## Extrait choisi

France | France, Cour administrative d'appel de Paris, 4ème chambre, 03 juillet 2013, 12PA00838


Vu la requête, enregistrée le 20 février 2012, présentée pour l'association Promouvoir, dont le siège est BP 48 à Pernes les fontaines (84210), représentée par son président en exercice, par la SELARL Autric-de Lepineau ; l'association Promouvoir demande à la Cour :

1°) d'annuler le jugement n° 1021073/7-1 du 16 décembre 2011 par lequel le Tribunal administratif de Paris a rejeté sa demande tendant à titre principal à l'annulation de la décision du 4 novembre 2010 par laquelle le ministre de la culture et de la communication a accordé un visa d'exploitation au film "

Saw 3 D Chapitre Final " et, à titre subsidiaire, à l'annulation de cett...

## Exercice 1
Recopiez intégralement l'extrait choisi, consacré à la décision de la cour administrative d'appel de Paris, sans en changer un seul mot.

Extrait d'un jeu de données
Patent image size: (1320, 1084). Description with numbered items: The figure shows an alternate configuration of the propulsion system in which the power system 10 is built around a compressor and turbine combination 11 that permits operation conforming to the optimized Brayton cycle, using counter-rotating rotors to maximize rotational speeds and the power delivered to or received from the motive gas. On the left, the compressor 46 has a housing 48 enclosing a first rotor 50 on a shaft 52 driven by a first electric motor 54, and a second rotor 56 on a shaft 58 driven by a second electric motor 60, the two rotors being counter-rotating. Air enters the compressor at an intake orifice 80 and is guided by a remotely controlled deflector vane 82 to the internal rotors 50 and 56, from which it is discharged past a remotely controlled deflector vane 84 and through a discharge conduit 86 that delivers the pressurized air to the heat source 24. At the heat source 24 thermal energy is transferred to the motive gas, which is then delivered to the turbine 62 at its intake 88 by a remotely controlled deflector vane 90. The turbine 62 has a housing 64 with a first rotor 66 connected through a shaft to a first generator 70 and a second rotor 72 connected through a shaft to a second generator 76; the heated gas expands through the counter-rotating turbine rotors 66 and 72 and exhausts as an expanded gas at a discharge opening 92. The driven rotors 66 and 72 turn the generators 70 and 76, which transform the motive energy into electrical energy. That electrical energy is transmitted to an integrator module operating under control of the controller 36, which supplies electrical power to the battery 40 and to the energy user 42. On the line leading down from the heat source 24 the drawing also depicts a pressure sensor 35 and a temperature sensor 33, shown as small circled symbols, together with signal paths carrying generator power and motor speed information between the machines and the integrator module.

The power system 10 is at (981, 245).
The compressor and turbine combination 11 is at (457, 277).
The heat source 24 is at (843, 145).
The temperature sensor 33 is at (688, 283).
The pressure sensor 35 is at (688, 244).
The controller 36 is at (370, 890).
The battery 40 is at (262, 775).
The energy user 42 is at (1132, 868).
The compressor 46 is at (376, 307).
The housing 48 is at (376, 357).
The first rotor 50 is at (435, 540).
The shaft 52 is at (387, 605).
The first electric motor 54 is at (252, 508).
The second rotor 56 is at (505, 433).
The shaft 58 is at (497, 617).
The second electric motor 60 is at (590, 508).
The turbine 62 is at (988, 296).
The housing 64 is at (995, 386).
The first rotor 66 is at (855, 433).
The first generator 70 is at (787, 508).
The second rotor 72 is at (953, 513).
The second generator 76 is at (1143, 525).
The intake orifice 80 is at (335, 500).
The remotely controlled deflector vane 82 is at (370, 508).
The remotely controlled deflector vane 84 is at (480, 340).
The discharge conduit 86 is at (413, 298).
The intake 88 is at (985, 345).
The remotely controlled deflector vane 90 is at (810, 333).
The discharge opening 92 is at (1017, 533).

## Exercice 2
Reproduisez mot pour mot les lignes du jeu de données, depuis la toute première jusqu'à celle qui contient « The energy user 42 is at (1132, 868). », ces deux bornes comprises.

## Bonne réponse 1
France | France, Cour administrative d'appel de Paris, 4ème chambre, 03 juillet 2013, 12PA00838


Vu la requête, enregistrée le 20 février 2012, présentée pour l'association Promouvoir, dont le siège est BP 48 à Pernes les fontaines (84210), représentée par son président en exercice, par la SELARL Autric-de Lepineau ; l'association Promouvoir demande à la Cour :

1°) d'annuler le jugement n° 1021073/7-1 du 16 décembre 2011 par lequel le Tribunal administratif de Paris a rejeté sa demande tendant à titre principal à l'annulation de la décision du 4 novembre 2010 par laquelle le ministre de la culture et de la communication a accordé un visa d'exploitation au film "

Saw 3 D Chapitre Final " et, à titre subsidiaire, à l'annulation de cett...

## Bonne réponse 2
Patent image size: (1320, 1084). Description with numbered items: The figure shows an alternate configuration of the propulsion system in which the power system 10 is built around a compressor and turbine combination 11 that permits operation conforming to the optimized Brayton cycle, using counter-rotating rotors to maximize rotational speeds and the power delivered to or received from the motive gas. On the left, the compressor 46 has a housing 48 enclosing a first rotor 50 on a shaft 52 driven by a first electric motor 54, and a second rotor 56 on a shaft 58 driven by a second electric motor 60, the two rotors being counter-rotating. Air enters the compressor at an intake orifice 80 and is guided by a remotely controlled deflector vane 82 to the internal rotors 50 and 56, from which it is discharged past a remotely controlled deflector vane 84 and through a discharge conduit 86 that delivers the pressurized air to the heat source 24. At the heat source 24 thermal energy is transferred to the motive gas, which is then delivered to the turbine 62 at its intake 88 by a remotely controlled deflector vane 90. The turbine 62 has a housing 64 with a first rotor 66 connected through a shaft to a first generator 70 and a second rotor 72 connected through a shaft to a second generator 76; the heated gas expands through the counter-rotating turbine rotors 66 and 72 and exhausts as an expanded gas at a discharge opening 92. The driven rotors 66 and 72 turn the generators 70 and 76, which transform the motive energy into electrical energy. That electrical energy is transmitted to an integrator module operating under control of the controller 36, which supplies electrical power to the battery 40 and to the energy user 42. On the line leading down from the heat source 24 the drawing also depicts a pressure sensor 35 and a temperature sensor 33, shown as small circled symbols, together with signal paths carrying generator power and motor speed information between the machines and the integrator module.

The power system 10 is at (981, 245).
The compressor and turbine combination 11 is at (457, 277).
The heat source 24 is at (843, 145).
The temperature sensor 33 is at (688, 283).
The pressure sensor 35 is at (688, 244).
The controller 36 is at (370, 890).
The battery 40 is at (262, 775).
The energy user 42 is at (1132, 868).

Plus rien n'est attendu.